##### EXTRACTED RECORDS

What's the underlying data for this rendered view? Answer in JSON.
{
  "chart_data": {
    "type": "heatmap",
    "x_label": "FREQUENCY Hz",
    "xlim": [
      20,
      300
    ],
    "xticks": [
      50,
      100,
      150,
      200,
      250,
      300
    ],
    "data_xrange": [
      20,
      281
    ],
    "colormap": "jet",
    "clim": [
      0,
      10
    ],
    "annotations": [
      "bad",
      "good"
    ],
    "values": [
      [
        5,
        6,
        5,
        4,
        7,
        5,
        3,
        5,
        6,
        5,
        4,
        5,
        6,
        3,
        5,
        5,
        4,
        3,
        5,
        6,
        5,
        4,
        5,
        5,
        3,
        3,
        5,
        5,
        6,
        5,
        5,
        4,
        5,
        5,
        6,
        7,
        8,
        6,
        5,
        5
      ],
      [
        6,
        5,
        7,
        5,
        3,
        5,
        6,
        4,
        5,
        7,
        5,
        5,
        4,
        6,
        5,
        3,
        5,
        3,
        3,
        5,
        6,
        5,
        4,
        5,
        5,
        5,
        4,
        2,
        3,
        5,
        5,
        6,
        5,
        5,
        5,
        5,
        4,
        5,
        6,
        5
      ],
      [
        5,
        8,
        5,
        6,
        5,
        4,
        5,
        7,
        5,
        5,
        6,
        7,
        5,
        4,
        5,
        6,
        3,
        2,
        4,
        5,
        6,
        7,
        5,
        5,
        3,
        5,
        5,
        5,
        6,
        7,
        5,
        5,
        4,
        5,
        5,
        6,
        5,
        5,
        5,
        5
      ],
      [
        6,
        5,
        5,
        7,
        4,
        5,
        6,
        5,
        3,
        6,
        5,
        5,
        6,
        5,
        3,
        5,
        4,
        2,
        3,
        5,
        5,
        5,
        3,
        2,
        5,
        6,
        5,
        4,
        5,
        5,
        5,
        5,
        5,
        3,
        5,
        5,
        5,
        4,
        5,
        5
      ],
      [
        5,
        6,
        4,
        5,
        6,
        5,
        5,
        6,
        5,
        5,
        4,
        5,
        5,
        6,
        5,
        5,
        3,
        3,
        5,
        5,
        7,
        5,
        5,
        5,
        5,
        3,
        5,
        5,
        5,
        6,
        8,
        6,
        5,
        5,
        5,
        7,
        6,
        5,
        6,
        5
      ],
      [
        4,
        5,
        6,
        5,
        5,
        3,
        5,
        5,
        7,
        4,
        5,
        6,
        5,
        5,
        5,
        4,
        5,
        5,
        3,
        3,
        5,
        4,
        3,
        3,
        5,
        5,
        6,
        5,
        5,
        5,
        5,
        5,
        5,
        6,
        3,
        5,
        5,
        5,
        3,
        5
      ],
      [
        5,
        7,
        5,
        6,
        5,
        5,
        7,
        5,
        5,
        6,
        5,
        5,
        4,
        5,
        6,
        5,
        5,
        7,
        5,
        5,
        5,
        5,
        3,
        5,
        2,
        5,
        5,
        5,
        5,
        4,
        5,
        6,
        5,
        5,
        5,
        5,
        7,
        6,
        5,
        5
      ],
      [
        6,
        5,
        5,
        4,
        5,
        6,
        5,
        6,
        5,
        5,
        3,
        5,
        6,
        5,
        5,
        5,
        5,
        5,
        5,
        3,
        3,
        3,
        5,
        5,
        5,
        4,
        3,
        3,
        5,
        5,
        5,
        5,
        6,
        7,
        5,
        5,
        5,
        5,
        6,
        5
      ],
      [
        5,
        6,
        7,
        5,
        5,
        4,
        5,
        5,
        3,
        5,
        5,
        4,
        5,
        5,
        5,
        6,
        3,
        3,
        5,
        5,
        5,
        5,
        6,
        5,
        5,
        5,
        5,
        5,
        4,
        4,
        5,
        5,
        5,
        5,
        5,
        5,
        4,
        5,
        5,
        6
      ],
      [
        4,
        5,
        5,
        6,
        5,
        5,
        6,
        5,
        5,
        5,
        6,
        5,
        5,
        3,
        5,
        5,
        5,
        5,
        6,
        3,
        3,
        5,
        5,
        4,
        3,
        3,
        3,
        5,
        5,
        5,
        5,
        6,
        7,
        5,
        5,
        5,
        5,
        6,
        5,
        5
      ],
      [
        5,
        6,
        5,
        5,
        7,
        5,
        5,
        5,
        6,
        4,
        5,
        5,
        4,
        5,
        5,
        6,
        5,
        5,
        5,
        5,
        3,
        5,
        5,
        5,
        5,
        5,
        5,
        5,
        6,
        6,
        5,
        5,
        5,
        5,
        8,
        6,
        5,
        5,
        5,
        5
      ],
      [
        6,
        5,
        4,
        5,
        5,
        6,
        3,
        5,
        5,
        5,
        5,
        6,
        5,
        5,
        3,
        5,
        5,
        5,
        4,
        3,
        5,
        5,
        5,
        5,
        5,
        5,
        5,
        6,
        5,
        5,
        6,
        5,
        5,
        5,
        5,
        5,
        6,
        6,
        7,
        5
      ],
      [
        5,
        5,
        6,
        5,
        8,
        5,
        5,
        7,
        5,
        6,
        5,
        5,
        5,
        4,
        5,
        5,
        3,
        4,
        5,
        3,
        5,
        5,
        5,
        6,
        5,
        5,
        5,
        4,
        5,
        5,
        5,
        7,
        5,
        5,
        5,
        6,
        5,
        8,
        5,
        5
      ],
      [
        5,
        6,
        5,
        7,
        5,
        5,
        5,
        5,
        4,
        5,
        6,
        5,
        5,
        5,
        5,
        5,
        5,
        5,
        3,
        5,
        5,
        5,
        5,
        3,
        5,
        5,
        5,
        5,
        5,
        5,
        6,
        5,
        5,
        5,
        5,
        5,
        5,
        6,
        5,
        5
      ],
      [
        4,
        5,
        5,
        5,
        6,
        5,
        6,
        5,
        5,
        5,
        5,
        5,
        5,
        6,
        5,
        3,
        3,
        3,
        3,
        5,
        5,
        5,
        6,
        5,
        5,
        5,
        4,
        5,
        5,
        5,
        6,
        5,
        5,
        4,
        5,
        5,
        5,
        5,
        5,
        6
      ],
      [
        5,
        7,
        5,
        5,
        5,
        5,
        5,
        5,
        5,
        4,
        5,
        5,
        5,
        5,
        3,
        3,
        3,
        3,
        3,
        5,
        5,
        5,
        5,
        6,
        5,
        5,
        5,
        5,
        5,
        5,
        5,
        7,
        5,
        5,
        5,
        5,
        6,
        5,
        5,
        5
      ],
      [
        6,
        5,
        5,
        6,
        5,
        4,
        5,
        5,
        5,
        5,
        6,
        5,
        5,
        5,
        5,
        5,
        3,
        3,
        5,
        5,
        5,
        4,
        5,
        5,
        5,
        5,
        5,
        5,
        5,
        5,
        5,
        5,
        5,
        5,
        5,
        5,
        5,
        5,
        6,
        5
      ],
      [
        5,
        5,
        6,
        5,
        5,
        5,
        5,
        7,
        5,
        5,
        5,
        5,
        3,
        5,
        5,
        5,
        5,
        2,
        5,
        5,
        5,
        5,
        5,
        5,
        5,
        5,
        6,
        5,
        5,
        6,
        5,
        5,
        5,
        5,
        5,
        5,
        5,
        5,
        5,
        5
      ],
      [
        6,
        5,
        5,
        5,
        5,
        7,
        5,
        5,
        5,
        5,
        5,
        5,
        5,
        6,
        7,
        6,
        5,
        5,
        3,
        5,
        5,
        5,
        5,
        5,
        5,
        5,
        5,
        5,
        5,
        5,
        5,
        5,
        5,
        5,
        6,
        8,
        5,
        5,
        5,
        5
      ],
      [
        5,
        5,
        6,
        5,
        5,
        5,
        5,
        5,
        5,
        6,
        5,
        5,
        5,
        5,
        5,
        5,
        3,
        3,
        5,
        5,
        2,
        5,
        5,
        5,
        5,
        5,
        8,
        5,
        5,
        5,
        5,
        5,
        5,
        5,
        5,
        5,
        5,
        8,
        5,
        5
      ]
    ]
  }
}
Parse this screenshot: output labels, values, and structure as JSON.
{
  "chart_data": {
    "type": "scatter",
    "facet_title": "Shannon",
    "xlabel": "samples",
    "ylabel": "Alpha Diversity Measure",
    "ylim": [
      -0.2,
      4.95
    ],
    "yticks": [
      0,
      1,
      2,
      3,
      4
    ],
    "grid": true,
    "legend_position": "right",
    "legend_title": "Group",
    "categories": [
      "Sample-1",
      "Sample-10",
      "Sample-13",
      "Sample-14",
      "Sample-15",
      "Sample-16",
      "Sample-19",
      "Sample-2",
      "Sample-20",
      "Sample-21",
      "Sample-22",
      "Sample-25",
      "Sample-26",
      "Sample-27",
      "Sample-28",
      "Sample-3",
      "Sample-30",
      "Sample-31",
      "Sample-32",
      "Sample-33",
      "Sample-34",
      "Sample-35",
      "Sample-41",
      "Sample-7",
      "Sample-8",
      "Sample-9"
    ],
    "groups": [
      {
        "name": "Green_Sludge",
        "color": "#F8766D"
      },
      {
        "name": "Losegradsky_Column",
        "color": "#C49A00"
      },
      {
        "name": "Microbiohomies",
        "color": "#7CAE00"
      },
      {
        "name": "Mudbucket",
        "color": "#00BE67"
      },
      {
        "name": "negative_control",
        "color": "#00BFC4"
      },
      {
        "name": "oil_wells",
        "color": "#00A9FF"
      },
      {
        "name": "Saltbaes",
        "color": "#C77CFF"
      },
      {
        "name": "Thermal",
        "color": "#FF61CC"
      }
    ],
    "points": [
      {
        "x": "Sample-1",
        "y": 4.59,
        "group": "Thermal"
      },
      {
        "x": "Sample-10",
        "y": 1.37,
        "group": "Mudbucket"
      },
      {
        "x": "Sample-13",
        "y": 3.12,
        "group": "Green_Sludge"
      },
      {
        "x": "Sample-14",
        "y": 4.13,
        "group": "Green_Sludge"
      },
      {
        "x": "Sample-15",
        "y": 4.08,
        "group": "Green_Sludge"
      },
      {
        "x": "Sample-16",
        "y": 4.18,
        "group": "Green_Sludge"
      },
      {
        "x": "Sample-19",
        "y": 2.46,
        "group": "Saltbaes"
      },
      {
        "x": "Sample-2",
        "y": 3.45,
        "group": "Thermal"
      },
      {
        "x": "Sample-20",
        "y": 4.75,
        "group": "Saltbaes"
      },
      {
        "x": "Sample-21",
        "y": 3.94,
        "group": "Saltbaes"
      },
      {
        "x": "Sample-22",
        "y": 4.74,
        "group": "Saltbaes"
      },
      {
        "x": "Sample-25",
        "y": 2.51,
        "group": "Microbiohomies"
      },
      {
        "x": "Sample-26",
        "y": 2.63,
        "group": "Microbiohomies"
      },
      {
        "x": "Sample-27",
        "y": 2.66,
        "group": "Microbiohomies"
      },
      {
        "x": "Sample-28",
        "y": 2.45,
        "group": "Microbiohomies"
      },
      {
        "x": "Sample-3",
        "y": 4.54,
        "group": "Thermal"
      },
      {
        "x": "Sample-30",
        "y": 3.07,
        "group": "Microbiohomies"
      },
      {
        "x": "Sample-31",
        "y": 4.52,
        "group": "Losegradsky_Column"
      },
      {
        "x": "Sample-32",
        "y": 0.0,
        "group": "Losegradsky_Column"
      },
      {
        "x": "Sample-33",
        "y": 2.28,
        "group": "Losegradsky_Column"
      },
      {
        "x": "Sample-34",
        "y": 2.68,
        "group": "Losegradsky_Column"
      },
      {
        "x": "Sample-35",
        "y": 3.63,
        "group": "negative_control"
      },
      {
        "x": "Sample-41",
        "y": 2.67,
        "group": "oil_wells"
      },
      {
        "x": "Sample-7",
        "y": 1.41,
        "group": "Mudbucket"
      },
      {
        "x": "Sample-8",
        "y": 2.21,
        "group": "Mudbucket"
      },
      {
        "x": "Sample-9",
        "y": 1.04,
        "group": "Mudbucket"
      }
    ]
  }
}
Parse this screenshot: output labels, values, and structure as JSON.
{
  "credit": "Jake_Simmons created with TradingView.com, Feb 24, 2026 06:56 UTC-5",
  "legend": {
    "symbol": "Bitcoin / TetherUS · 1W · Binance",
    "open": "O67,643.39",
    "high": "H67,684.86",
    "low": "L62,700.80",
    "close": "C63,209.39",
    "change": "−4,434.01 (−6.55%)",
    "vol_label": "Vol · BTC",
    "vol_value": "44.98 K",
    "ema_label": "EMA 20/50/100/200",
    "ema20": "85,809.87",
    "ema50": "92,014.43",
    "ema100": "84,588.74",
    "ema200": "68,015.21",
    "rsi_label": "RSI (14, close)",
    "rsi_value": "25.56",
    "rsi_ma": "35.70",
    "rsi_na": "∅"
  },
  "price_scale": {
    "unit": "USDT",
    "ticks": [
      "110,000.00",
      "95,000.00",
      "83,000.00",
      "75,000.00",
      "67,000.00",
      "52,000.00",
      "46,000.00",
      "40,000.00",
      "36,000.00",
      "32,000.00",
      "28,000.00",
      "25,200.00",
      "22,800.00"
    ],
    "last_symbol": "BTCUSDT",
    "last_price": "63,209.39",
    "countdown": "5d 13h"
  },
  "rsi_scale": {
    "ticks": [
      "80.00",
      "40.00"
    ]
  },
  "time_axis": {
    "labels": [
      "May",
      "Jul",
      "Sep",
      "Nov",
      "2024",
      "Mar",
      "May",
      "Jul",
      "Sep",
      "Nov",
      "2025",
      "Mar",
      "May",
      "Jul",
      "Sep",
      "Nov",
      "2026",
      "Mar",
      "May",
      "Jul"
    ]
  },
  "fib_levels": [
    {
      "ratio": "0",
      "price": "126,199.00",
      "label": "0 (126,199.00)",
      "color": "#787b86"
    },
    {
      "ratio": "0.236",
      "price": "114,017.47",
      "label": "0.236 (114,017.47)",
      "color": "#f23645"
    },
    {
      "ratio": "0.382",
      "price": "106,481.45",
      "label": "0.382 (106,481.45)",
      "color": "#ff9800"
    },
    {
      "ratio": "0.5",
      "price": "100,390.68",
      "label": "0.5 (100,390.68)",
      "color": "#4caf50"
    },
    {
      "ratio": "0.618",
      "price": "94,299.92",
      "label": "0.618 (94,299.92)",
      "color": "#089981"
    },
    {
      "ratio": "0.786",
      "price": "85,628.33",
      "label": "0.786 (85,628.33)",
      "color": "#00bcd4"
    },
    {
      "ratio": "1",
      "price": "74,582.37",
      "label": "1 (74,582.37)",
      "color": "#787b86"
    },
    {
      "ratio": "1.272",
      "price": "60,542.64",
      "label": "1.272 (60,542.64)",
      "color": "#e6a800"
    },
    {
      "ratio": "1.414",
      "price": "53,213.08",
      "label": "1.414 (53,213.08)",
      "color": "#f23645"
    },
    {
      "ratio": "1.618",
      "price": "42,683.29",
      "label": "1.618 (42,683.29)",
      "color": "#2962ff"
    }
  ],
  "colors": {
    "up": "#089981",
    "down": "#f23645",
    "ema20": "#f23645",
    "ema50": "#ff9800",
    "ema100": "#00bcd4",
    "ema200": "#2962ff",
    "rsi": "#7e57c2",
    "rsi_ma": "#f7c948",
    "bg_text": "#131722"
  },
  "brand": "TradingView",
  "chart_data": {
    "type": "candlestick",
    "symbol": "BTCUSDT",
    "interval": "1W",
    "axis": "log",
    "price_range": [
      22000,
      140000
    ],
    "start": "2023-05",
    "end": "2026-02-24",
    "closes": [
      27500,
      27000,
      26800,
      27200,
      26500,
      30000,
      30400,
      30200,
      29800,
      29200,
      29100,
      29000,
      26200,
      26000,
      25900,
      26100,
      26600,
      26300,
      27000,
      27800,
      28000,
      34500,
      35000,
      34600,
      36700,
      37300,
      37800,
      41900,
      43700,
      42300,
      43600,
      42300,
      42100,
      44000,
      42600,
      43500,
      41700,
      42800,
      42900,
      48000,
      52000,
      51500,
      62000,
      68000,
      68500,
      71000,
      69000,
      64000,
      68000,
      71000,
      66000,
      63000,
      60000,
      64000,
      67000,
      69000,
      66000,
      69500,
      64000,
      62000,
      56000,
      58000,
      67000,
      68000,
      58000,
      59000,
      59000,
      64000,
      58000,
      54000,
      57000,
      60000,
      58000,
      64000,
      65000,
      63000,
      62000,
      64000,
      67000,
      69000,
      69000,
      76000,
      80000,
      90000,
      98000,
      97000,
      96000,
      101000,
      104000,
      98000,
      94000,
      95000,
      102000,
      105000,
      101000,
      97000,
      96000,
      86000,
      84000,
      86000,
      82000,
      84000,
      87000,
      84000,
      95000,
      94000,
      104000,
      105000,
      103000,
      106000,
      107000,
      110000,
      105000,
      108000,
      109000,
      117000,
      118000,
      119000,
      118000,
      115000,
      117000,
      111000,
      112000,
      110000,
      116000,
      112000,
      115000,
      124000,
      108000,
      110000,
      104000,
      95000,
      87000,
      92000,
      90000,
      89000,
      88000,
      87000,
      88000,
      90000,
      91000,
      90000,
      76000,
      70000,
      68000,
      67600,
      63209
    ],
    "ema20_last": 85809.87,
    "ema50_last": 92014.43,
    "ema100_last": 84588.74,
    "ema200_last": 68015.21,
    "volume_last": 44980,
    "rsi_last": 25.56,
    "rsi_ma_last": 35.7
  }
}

##########

■ WHAT THE TASK ASKS
In the records above, find each line with the word "ratio" and copy it.

■ SOLUTION TO THE EXERCISE
      "ratio": "0",
      "ratio": "0.236",
      "ratio": "0.382",
      "ratio": "0.5",
      "ratio": "0.618",
      "ratio": "0.786",
      "ratio": "1",
      "ratio": "1.272",
      "ratio": "1.414",
      "ratio": "1.618",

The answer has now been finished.